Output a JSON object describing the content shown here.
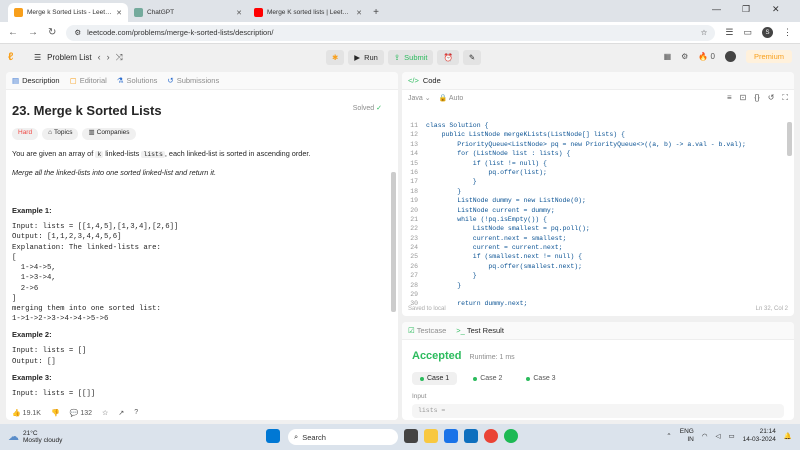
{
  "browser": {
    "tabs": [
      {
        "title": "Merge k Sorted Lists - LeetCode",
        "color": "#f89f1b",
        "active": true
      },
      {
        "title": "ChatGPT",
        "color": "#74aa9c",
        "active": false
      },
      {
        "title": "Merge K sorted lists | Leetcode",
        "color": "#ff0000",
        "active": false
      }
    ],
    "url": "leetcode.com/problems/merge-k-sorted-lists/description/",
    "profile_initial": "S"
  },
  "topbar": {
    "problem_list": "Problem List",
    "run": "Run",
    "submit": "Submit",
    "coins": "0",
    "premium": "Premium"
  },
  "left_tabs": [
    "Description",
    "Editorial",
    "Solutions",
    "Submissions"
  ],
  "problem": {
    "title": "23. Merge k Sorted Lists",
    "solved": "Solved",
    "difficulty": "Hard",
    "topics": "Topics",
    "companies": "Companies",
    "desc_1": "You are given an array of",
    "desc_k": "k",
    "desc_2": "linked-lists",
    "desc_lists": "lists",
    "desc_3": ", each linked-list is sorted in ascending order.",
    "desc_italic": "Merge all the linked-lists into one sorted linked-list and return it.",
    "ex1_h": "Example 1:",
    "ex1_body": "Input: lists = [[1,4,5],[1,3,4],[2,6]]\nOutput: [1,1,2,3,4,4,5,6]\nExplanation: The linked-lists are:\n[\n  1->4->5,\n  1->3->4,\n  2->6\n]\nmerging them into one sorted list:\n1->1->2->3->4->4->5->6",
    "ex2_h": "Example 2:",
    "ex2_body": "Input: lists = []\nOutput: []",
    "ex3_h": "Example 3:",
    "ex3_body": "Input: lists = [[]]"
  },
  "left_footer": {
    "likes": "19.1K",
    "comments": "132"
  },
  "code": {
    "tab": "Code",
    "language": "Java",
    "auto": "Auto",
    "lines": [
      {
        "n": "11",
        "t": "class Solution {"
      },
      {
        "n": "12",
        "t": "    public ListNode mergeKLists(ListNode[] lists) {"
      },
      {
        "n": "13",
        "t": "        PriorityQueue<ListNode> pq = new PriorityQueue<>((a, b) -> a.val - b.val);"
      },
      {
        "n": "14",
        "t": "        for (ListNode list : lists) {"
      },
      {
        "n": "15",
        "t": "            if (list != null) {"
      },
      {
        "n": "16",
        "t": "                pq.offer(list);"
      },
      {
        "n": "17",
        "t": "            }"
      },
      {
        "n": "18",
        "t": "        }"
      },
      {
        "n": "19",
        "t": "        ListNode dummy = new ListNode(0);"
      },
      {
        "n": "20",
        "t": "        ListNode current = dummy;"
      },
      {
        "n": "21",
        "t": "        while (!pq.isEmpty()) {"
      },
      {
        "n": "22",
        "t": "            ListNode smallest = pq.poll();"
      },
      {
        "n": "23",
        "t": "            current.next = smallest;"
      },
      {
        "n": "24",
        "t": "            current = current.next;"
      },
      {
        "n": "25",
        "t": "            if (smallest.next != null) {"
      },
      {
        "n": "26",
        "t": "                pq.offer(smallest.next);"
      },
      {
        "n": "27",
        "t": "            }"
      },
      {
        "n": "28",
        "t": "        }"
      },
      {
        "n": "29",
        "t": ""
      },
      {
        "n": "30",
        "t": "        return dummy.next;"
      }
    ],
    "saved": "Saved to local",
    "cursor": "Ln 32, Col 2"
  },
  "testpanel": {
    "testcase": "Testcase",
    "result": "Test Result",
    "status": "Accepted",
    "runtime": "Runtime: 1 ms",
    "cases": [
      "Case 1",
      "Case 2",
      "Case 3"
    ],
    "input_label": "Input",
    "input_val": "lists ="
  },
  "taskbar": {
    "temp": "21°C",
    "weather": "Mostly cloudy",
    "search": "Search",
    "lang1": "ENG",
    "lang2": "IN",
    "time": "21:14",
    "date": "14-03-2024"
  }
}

───

Goal of the exercise>
Copy all of the entries verbatim, leaving out any pictures they contain.

Expected answer>
Output a JSON object describing the content shown here.
{
  "browser": {
    "tabs": [
      {
        "title": "Merge k Sorted Lists - LeetCode",
        "color": "#f89f1b",
        "active": true
      },
      {
        "title": "ChatGPT",
        "color": "#74aa9c",
        "active": false
      },
      {
        "title": "Merge K sorted lists | Leetcode",
        "color": "#ff0000",
        "active": false
      }
    ],
    "url": "leetcode.com/problems/merge-k-sorted-lists/description/",
    "profile_initial": "S"
  },
  "topbar": {
    "problem_list": "Problem List",
    "run": "Run",
    "submit": "Submit",
    "coins": "0",
    "premium": "Premium"
  },
  "left_tabs": [
    "Description",
    "Editorial",
    "Solutions",
    "Submissions"
  ],
  "problem": {
    "title": "23. Merge k Sorted Lists",
    "solved": "Solved",
    "difficulty": "Hard",
    "topics": "Topics",
    "companies": "Companies",
    "desc_1": "You are given an array of",
    "desc_k": "k",
    "desc_2": "linked-lists",
    "desc_lists": "lists",
    "desc_3": ", each linked-list is sorted in ascending order.",
    "desc_italic": "Merge all the linked-lists into one sorted linked-list and return it.",
    "ex1_h": "Example 1:",
    "ex1_body": "Input: lists = [[1,4,5],[1,3,4],[2,6]]\nOutput: [1,1,2,3,4,4,5,6]\nExplanation: The linked-lists are:\n[\n  1->4->5,\n  1->3->4,\n  2->6\n]\nmerging them into one sorted list:\n1->1->2->3->4->4->5->6",
    "ex2_h": "Example 2:",
    "ex2_body": "Input: lists = []\nOutput: []",
    "ex3_h": "Example 3:",
    "ex3_body": "Input: lists = [[]]"
  },
  "left_footer": {
    "likes": "19.1K",
    "comments": "132"
  },
  "code": {
    "tab": "Code",
    "language": "Java",
    "auto": "Auto",
    "lines": [
      {
        "n": "11",
        "t": "class Solution {"
      },
      {
        "n": "12",
        "t": "    public ListNode mergeKLists(ListNode[] lists) {"
      },
      {
        "n": "13",
        "t": "        PriorityQueue<ListNode> pq = new PriorityQueue<>((a, b) -> a.val - b.val);"
      },
      {
        "n": "14",
        "t": "        for (ListNode list : lists) {"
      },
      {
        "n": "15",
        "t": "            if (list != null) {"
      },
      {
        "n": "16",
        "t": "                pq.offer(list);"
      },
      {
        "n": "17",
        "t": "            }"
      },
      {
        "n": "18",
        "t": "        }"
      },
      {
        "n": "19",
        "t": "        ListNode dummy = new ListNode(0);"
      },
      {
        "n": "20",
        "t": "        ListNode current = dummy;"
      },
      {
        "n": "21",
        "t": "        while (!pq.isEmpty()) {"
      },
      {
        "n": "22",
        "t": "            ListNode smallest = pq.poll();"
      },
      {
        "n": "23",
        "t": "            current.next = smallest;"
      },
      {
        "n": "24",
        "t": "            current = current.next;"
      },
      {
        "n": "25",
        "t": "            if (smallest.next != null) {"
      },
      {
        "n": "26",
        "t": "                pq.offer(smallest.next);"
      },
      {
        "n": "27",
        "t": "            }"
      },
      {
        "n": "28",
        "t": "        }"
      },
      {
        "n": "29",
        "t": ""
      },
      {
        "n": "30",
        "t": "        return dummy.next;"
      }
    ],
    "saved": "Saved to local",
    "cursor": "Ln 32, Col 2"
  },
  "testpanel": {
    "testcase": "Testcase",
    "result": "Test Result",
    "status": "Accepted",
    "runtime": "Runtime: 1 ms",
    "cases": [
      "Case 1",
      "Case 2",
      "Case 3"
    ],
    "input_label": "Input",
    "input_val": "lists ="
  },
  "taskbar": {
    "temp": "21°C",
    "weather": "Mostly cloudy",
    "search": "Search",
    "lang1": "ENG",
    "lang2": "IN",
    "time": "21:14",
    "date": "14-03-2024"
  }
}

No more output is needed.